Exercise goal => Reproduce the forum thread below about a cat shut in the fridge, word for word and in full.

Selected passage =>
Is she going to be okay? Would that excursion in the fridge have caused
damage? I flipped out when I saw it but she doesn't seem to be the
worse for wear, 10 minutes later her coat felt almost completely warm
and she was purring and rubbing right up against me eating her cat
food. I've already done a search here to see if anyone else had had
this happen for the length of time mine was stuck and it seems like my
cat should be ok but I'm still worried!

Thank you! :)

doyouhearwhatihear
December 15th 06, 01:36 PM
wrote:
<snip>
yeah, she'll be alright, thath's funny as hell

she won't worried...
with seven of you pulling on the knob, she had to eat while she could
she knew her minutes were numbered

was she angry that you ran her out?
i bet it's not her first time

m4816k
December 15th 06, 01:38 PM
> wrote in message
ups.com...
>3 am in the morning and I shuffle downstairs to see if there is
> anything to nibble on before bed. I open the door and lo and behold my
> cat jumps out. I have NO IDEA how long she was in there. I am one of 7
> people living in my house so it could have been anyone...the last time
> I remember hearing footsteps downstairs was 12:30 am. my cat loves
> jumping up into the fridge and we always pull her out but apparently
> someone forgot. Everything that could be chewed through in the bottom
> of the fridge has been chewed through but it doesn't look like she's
> gotten into anything worse than some chicken strips.

Extracted data =>
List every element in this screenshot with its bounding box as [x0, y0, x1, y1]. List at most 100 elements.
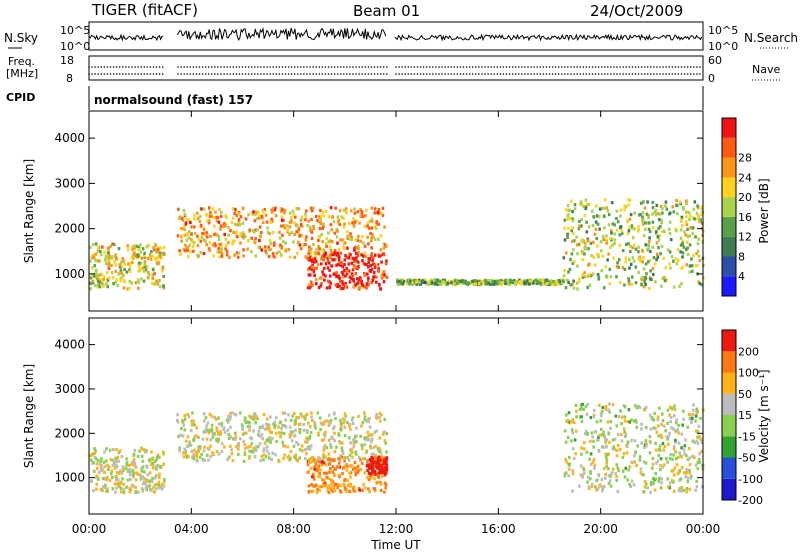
power-cell [360, 212, 364, 216]
velocity-cell [661, 412, 664, 416]
power-cell [310, 217, 313, 221]
nave-point [201, 73, 204, 75]
velocity-cell [155, 467, 158, 471]
power-cell [651, 220, 655, 224]
nsearch-label: N.Search [744, 31, 798, 45]
freq-point [625, 66, 627, 68]
velocity-cell [373, 469, 377, 474]
power-cell [587, 225, 591, 229]
velocity-cell [377, 471, 380, 475]
freq-point [429, 66, 431, 68]
velocity-cell [374, 464, 378, 468]
power-cell [630, 275, 634, 279]
power-cell [587, 272, 591, 277]
power-cell [93, 274, 96, 278]
velocity-cell [669, 453, 672, 457]
power-cell [126, 248, 130, 252]
power-cell [264, 249, 267, 253]
velocity-cell [385, 463, 388, 467]
velocity-cell [686, 476, 689, 480]
nave-point [361, 73, 364, 75]
power-cell [374, 226, 378, 230]
velocity-cell [246, 445, 249, 449]
velocity-cell [623, 419, 627, 423]
velocity-cell [625, 451, 629, 455]
freq-point [539, 66, 542, 68]
velocity-cell [191, 422, 194, 426]
velocity-cell [114, 490, 117, 494]
velocity-cell [371, 473, 375, 477]
power-cell [383, 273, 386, 277]
nave-point [416, 73, 419, 75]
power-cell [308, 245, 311, 249]
nave-point [640, 73, 643, 75]
velocity-cell [655, 430, 659, 434]
power-cell [364, 254, 368, 259]
power-cell [205, 243, 208, 247]
nave-point [192, 73, 195, 75]
power-cell [397, 279, 401, 284]
velocity-cell [330, 488, 334, 492]
power-cell [339, 287, 342, 291]
velocity-cell [589, 471, 592, 475]
nave-point [183, 73, 185, 75]
velocity-cell [648, 451, 652, 455]
power-cell [263, 207, 267, 212]
power-cell [686, 252, 690, 256]
power-cell [353, 211, 357, 215]
power-cell [131, 245, 134, 249]
power-cell [242, 254, 245, 258]
nave-point [336, 73, 339, 75]
power-cell [192, 249, 195, 253]
velocity-cbar-tick-label: 100 [738, 367, 759, 380]
power-cell [571, 261, 575, 265]
power-cell [645, 212, 649, 216]
power-cell [581, 258, 585, 262]
velocity-cell [291, 430, 295, 434]
power-cell [627, 277, 630, 281]
velocity-cell [197, 448, 201, 452]
velocity-cell [125, 461, 129, 465]
power-cell [321, 270, 324, 274]
velocity-cell [288, 435, 292, 439]
freq-point [281, 66, 284, 68]
power-cell [583, 271, 586, 275]
power-cell [562, 256, 566, 260]
velocity-cell [134, 478, 138, 482]
power-cell [193, 232, 197, 236]
power-cell [681, 251, 685, 255]
velocity-cell [377, 466, 381, 470]
power-cell [186, 248, 190, 252]
power-cell [644, 282, 647, 286]
power-cell [459, 282, 463, 286]
freq-point [223, 66, 225, 68]
velocity-cell [217, 437, 220, 441]
power-cell [331, 252, 335, 256]
velocity-cell [584, 432, 587, 436]
velocity-cell [580, 415, 583, 419]
power-cell [307, 273, 311, 277]
power-cell [479, 282, 483, 286]
power-cell [600, 206, 603, 210]
velocity-cell [129, 471, 132, 475]
power-cell [199, 223, 203, 227]
velocity-cell [678, 451, 681, 455]
power-cell [659, 204, 663, 208]
velocity-cell [690, 420, 693, 425]
velocity-cell [691, 439, 695, 443]
power-cell [137, 245, 141, 249]
power-cell [128, 280, 132, 284]
power-cell [352, 256, 355, 260]
velocity-cell [693, 455, 696, 460]
nave-point [109, 73, 112, 75]
velocity-cell [632, 483, 636, 487]
power-cell [603, 286, 606, 290]
velocity-cell [592, 458, 596, 462]
power-cell [354, 258, 357, 262]
power-cell [96, 285, 100, 289]
velocity-cell [126, 478, 130, 482]
power-cell [575, 281, 579, 285]
velocity-cell [144, 480, 148, 484]
beam-label: Beam 01 [353, 2, 420, 20]
power-cell [379, 248, 383, 252]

Worked answer =>
Is she going to be okay? Would that excursion in the fridge have caused
damage? I flipped out when I saw it but she doesn't seem to be the
worse for wear, 10 minutes later her coat felt almost completely warm
and she was purring and rubbing right up against me eating her cat
food. I've already done a search here to see if anyone else had had
this happen for the length of time mine was stuck and it seems like my
cat should be ok but I'm still worried!

Thank you! :)

doyouhearwhatihear
December 15th 06, 01:36 PM
wrote:
<snip>
yeah, she'll be alright, thath's funny as hell

she won't worried...
with seven of you pulling on the knob, she had to eat while she could
she knew her minutes were numbered

was she angry that you ran her out?
i bet it's not her first time

m4816k
December 15th 06, 01:38 PM
> wrote in message
ups.com...
>3 am in the morning and I shuffle downstairs to see if there is
> anything to nibble on before bed. I open the door and lo and behold my
> cat jumps out. I have NO IDEA how long she was in there. I am one of 7
> people living in my house so it could have been anyone...the last time
> I remember hearing footsteps downstairs was 12:30 am. my cat loves
> jumping up into the fridge and we always pull her out but apparently
> someone forgot. Everything that could be chewed through in the bottom
> of the fridge has been chewed through but it doesn't look like she's
> gotten into anything worse than some chicken strips.